» **Extracted data entries**:
START
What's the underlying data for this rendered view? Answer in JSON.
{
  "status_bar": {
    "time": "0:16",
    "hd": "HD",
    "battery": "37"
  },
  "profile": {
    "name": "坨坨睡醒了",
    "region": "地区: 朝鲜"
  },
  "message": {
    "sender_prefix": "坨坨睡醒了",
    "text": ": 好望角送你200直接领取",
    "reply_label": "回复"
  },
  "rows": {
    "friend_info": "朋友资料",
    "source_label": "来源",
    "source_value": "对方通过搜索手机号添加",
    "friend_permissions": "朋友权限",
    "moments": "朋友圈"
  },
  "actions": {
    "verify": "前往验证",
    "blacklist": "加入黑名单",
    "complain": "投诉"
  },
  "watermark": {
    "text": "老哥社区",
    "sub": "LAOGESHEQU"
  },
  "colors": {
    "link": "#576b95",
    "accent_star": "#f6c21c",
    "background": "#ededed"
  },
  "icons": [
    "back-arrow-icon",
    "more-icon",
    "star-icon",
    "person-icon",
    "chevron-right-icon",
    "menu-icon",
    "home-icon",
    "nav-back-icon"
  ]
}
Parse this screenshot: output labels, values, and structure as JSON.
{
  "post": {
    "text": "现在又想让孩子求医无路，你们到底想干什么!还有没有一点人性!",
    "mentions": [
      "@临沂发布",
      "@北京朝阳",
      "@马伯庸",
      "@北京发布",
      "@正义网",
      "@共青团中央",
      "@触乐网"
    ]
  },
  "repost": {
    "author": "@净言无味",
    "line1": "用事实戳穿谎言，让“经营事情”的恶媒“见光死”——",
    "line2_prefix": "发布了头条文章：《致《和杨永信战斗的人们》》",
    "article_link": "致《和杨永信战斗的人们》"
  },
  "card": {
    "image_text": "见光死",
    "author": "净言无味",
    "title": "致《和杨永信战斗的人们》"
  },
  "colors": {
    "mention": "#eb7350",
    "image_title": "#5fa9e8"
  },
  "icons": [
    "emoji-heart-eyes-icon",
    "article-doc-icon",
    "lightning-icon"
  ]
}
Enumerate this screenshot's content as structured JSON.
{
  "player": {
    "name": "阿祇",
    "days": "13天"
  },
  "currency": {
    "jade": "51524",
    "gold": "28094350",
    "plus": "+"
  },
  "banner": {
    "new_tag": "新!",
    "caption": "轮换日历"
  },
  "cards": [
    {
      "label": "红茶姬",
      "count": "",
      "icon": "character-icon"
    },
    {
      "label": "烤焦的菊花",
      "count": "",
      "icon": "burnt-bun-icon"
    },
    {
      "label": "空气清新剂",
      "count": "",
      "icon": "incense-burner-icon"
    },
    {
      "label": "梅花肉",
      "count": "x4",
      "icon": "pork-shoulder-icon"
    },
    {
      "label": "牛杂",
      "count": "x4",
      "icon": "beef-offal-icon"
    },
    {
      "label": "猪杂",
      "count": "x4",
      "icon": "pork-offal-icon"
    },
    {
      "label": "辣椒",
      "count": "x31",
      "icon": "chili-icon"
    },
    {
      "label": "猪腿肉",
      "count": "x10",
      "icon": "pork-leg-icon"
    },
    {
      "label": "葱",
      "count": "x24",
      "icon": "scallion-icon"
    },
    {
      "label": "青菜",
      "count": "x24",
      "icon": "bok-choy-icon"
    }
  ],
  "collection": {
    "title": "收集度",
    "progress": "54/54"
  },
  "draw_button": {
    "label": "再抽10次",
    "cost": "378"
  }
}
END
» **GIVEN REQUEST**:
Across the data above, how many lines include the word "和杨永信战斗的人们"? Give only the count.

» **RESULT OF THIS TASK**:
3